Jordan Harbinger: [01:07:02] So your goal is to bring water, clean water to 100 million people, and you're 1/78th of the way there.
Scott Harrison: [01:07:09] No, 663 million people, so that’s the current state. One out of every 10 people alive today is drinking bad water. So we're at 8.5 of 663.
Jordan Harbinger: [01:07:19] Oh, wow!
Scott Harrison: [01:07:19] 3 percent of the problem.
Jordan Harbinger: [01:07:21] It's daunting, man. That's a lot of people that don't have clean water.
Scott Harrison: [01:07:25] It is. Or you could just say, “Hey, just go 78 times faster. Just do 78 times more.”
Jordan Harbinger: [01:07:30] Yeah. Have an--
Scott Harrison: [01:07:31] 8.4 times 78, which is a number less than a hundred at least, equals 663 and you're there.
Jordan Harbinger: [01:07:37] How hard can it be? How can people get involved as well if they're interested in doing that?
Scott Harrison: [01:07:43] I think two ways, grab the book, 100 percent of all my author net proceeds of the advance, all that goes to Charity: Water.
Jordan Harbinger: [01:07:51] So you're not making a ton of money off the book?
Scott Harrison: [01:07:54] I'm not making a penny off the book. So everything from Thirst goes to Charity: Water, and I'm just so excited to share the stories that we're going to, you and your wife read it. I tried to be vulnerable. I tried to tell stories that I hope would help people on a personal level, maybe actually get unstuck or maybe find their purpose. I think there's stories in there for entrepreneurs. There are stories of boneheaded failure of just all the times we did stupid stuff and screwed up, and what we learned from that. So people just go to thirstbook.com, and we've also built an unbelievable interactive website experience, which I think people love.

> **Entries supplied**
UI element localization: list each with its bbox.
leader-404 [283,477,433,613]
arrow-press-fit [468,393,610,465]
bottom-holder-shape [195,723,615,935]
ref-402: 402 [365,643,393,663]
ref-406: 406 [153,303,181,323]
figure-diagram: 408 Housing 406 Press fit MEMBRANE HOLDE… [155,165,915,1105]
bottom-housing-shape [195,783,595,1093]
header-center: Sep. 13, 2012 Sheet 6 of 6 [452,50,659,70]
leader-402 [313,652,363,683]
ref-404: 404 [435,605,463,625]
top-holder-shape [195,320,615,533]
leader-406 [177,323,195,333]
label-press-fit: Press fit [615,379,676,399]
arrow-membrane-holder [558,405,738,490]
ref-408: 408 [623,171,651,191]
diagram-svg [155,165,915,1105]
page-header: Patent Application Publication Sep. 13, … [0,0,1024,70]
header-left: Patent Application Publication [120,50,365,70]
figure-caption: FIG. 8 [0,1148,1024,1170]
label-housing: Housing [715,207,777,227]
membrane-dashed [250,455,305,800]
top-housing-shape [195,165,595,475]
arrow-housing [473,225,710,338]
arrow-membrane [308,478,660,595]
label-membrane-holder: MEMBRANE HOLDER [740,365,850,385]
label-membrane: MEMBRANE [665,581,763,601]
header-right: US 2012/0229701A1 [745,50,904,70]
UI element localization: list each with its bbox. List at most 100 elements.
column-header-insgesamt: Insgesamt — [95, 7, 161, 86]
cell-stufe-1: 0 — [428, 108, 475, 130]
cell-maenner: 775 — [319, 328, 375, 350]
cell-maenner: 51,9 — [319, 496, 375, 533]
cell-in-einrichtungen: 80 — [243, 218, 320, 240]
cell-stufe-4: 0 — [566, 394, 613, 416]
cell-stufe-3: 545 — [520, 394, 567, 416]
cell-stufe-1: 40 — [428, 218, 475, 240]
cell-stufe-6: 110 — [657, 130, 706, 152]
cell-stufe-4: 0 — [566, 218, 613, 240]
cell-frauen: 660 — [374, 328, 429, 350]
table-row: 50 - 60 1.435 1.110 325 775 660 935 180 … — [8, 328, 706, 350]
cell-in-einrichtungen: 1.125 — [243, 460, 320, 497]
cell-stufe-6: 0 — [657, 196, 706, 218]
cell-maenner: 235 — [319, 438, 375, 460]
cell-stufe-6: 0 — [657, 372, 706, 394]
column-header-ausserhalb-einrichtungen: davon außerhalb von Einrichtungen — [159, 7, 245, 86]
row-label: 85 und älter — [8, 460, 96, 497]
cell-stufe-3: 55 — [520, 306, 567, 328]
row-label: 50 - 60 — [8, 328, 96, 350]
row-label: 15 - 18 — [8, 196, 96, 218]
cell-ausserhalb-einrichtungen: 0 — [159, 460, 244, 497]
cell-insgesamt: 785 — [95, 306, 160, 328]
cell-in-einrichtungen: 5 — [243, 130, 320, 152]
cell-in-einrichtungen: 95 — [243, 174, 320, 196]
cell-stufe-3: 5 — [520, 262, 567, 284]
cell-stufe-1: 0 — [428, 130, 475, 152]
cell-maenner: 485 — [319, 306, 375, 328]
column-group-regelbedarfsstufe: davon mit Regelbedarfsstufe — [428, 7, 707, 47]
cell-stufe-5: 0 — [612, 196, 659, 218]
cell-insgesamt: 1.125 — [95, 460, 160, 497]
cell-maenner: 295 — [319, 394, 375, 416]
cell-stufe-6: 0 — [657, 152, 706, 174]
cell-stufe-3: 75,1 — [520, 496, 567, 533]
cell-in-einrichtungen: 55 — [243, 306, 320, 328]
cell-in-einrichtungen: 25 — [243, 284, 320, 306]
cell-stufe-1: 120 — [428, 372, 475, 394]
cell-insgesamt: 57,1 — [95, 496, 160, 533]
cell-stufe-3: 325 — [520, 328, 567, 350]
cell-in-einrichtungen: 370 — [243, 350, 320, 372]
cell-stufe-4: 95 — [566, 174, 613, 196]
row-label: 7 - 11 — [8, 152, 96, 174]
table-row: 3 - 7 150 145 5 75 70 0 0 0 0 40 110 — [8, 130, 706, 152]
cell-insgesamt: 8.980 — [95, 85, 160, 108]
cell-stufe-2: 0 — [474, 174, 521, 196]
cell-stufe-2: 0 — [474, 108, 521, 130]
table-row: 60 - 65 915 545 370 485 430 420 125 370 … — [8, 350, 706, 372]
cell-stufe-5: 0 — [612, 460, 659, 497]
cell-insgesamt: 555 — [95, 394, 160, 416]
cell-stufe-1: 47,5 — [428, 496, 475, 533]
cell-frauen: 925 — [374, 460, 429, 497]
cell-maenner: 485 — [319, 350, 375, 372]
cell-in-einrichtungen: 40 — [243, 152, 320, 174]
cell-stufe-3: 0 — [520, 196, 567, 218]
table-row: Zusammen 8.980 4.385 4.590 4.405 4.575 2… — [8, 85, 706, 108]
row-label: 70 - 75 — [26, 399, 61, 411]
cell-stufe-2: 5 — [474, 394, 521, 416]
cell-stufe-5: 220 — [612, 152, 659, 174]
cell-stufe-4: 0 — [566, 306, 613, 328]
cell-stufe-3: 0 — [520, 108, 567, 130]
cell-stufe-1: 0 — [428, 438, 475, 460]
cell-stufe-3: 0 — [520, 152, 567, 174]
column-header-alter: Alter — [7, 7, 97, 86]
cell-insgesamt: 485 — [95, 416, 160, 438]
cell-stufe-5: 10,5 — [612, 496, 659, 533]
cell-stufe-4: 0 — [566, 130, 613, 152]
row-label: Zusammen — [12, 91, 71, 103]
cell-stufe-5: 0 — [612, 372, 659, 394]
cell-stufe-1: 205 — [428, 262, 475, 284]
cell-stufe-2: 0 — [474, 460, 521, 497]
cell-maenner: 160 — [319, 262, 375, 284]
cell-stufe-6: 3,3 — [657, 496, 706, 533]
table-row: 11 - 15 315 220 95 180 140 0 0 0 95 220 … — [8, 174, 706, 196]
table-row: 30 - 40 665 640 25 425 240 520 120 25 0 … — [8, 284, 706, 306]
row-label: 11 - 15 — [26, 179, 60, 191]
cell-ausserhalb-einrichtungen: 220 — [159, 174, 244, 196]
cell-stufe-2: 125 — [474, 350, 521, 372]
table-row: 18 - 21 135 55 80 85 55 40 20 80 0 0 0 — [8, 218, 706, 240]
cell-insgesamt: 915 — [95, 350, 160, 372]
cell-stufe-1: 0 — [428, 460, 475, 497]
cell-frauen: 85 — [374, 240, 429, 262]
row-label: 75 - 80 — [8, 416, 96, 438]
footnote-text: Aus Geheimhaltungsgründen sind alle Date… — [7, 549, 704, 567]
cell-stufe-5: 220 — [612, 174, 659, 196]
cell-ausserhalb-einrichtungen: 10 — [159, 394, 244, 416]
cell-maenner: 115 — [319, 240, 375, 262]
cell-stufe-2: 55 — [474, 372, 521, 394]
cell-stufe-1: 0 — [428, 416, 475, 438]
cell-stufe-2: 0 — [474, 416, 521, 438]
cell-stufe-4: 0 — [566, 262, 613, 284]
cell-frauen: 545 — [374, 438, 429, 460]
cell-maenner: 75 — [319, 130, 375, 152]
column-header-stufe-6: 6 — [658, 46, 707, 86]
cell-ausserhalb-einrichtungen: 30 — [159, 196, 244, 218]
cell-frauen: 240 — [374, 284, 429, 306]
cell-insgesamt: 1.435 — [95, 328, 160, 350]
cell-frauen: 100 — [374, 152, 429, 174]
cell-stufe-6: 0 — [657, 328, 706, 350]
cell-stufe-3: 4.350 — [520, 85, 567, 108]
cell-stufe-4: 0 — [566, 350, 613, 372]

> **Requirements**
1 – In the clean water interview, restate as a brief bulleted list the turn that begins "I'm not making a penny off the book," keeping its main facts.
2 – Carry on the clean water interview from its last line.
The material has no connection to the clean water interview.

> **Task-by-task answers**
1 –
- He earns nothing from the book; everything from *Thirst* goes to Charity: Water.
- He is excited to share its stories and tried to be vulnerable in telling them.
- He hopes the stories help readers personally, perhaps to get unstuck or find their purpose.
- Some stories are aimed at entrepreneurs.
- Others recount foolish failures and mistakes and what was learned from them.
- Readers can go to thirstbook.com, where an interactive website experience has also been built.

2 –
[01:08:35] And then the second is really to join the Spring. And if I could just take a second to talk about how important this is for us. A lot of people that have been falling Charity: Water over the years know that we ask people to give up their birthdays, and that was just a big thing for us. And there was this movement of people donating their birthdays, turning into these little fundraising moments, a little mini word of mouth movements, and raising 500 bucks for their birthday or 620 dollars or 42 dollars or whatever. And that was great, and that kind of, that took us to a great place in the first 10 years. But what we realized was we weren't building continuity. We weren't building a community of people that were continuing to show up. They would only do one birthday and so many people would learn about Charity: Water, or they'd learned about this. They go on our website and they drop a 100 bucks once or 1,000 bucks once. And we said, for us to really make the lasting impact we want to make, we're going to need to adopt the practices of a Netflix or a Spotify, or an HBO or a Dropbox.
[01:09:34] I mean, people are showing up for Netflix every single month over 130 million people I think it is now, are showing up every single month with their 15 bucks. Now, of course, they're getting content. They're getting benefit from that. Same thing with Spotify. People are turning up, paying their 10 bucks a month listening to music. We said, “Well, what if we could build a community of people?” What if we could get a million people, let's say, to show up, let's say 30 dollars a month. That's what it costs us to give one person clean water. And not just drive by and hit 30 bucks once or do one birthday, but actually stick with us month in, month out, faithfully fighting for change. What if we could build this loyal, dedicated, passionate community of generous people? And then we make the promise that we'd always use a 100 percent of their money, whether it was 10 bucks a month or 30 bucks a month or a 100 bucks a month. And we would then show them stories of impact from around the world.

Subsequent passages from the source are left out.